═══ Listed records ═══

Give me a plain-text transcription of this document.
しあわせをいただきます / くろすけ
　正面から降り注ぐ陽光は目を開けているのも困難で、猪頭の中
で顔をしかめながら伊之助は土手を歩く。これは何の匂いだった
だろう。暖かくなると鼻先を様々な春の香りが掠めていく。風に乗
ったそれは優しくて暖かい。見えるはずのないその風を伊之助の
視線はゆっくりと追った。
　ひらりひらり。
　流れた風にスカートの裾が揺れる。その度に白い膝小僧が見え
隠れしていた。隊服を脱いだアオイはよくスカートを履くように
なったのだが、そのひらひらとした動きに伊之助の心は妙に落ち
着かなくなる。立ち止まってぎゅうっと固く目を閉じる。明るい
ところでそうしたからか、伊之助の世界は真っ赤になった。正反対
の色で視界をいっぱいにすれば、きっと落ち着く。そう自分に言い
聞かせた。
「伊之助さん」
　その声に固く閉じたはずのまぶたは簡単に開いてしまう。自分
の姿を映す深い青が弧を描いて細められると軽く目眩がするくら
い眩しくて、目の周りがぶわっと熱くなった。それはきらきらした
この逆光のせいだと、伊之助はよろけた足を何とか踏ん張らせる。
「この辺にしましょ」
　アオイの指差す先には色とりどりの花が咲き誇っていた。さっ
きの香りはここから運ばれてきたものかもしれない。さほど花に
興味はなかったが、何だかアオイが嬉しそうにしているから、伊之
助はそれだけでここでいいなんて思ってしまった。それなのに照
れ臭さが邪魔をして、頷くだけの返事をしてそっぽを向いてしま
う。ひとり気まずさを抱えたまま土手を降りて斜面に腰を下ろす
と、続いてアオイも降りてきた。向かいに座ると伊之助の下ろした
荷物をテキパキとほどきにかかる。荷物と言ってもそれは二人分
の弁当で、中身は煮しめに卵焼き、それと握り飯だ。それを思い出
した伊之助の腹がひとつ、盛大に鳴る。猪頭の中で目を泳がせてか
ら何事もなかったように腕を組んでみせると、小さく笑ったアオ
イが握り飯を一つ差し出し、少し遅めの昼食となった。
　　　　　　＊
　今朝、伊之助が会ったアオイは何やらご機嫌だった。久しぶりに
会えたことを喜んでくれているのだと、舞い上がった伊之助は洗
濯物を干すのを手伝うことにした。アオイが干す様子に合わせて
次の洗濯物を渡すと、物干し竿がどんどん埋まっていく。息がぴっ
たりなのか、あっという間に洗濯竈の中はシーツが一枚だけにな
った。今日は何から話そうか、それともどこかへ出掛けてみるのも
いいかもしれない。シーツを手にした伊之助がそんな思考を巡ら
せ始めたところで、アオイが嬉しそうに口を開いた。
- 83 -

═══

Transcribe the whole listing exactly.

__Output for this task__.
Give me a plain-text transcription of this document.
しあわせをいただきます / くろすけ
　正面から降り注ぐ陽光は目を開けているのも困難で、猪頭の中
で顔をしかめながら伊之助は土手を歩く。これは何の匂いだった
だろう。暖かくなると鼻先を様々な春の香りが掠めていく。風に乗
ったそれは優しくて暖かい。見えるはずのないその風を伊之助の
視線はゆっくりと追った。
　ひらりひらり。
　流れた風にスカートの裾が揺れる。その度に白い膝小僧が見え
隠れしていた。隊服を脱いだアオイはよくスカートを履くように
なったのだが、そのひらひらとした動きに伊之助の心は妙に落ち
着かなくなる。立ち止まってぎゅうっと固く目を閉じる。明るい
ところでそうしたからか、伊之助の世界は真っ赤になった。正反対
の色で視界をいっぱいにすれば、きっと落ち着く。そう自分に言い
聞かせた。
「伊之助さん」
　その声に固く閉じたはずのまぶたは簡単に開いてしまう。自分
の姿を映す深い青が弧を描いて細められると軽く目眩がするくら
い眩しくて、目の周りがぶわっと熱くなった。それはきらきらした
この逆光のせいだと、伊之助はよろけた足を何とか踏ん張らせる。
「この辺にしましょ」
　アオイの指差す先には色とりどりの花が咲き誇っていた。さっ
きの香りはここから運ばれてきたものかもしれない。さほど花に
興味はなかったが、何だかアオイが嬉しそうにしているから、伊之
助はそれだけでここでいいなんて思ってしまった。それなのに照
れ臭さが邪魔をして、頷くだけの返事をしてそっぽを向いてしま
う。ひとり気まずさを抱えたまま土手を降りて斜面に腰を下ろす
と、続いてアオイも降りてきた。向かいに座ると伊之助の下ろした
荷物をテキパキとほどきにかかる。荷物と言ってもそれは二人分
の弁当で、中身は煮しめに卵焼き、それと握り飯だ。それを思い出
した伊之助の腹がひとつ、盛大に鳴る。猪頭の中で目を泳がせてか
ら何事もなかったように腕を組んでみせると、小さく笑ったアオ
イが握り飯を一つ差し出し、少し遅めの昼食となった。
　　　　　　＊
　今朝、伊之助が会ったアオイは何やらご機嫌だった。久しぶりに
会えたことを喜んでくれているのだと、舞い上がった伊之助は洗
濯物を干すのを手伝うことにした。アオイが干す様子に合わせて
次の洗濯物を渡すと、物干し竿がどんどん埋まっていく。息がぴっ
たりなのか、あっという間に洗濯竈の中はシーツが一枚だけにな
った。今日は何から話そうか、それともどこかへ出掛けてみるのも
いいかもしれない。シーツを手にした伊之助がそんな思考を巡ら
せ始めたところで、アオイが嬉しそうに口を開いた。
- 83 -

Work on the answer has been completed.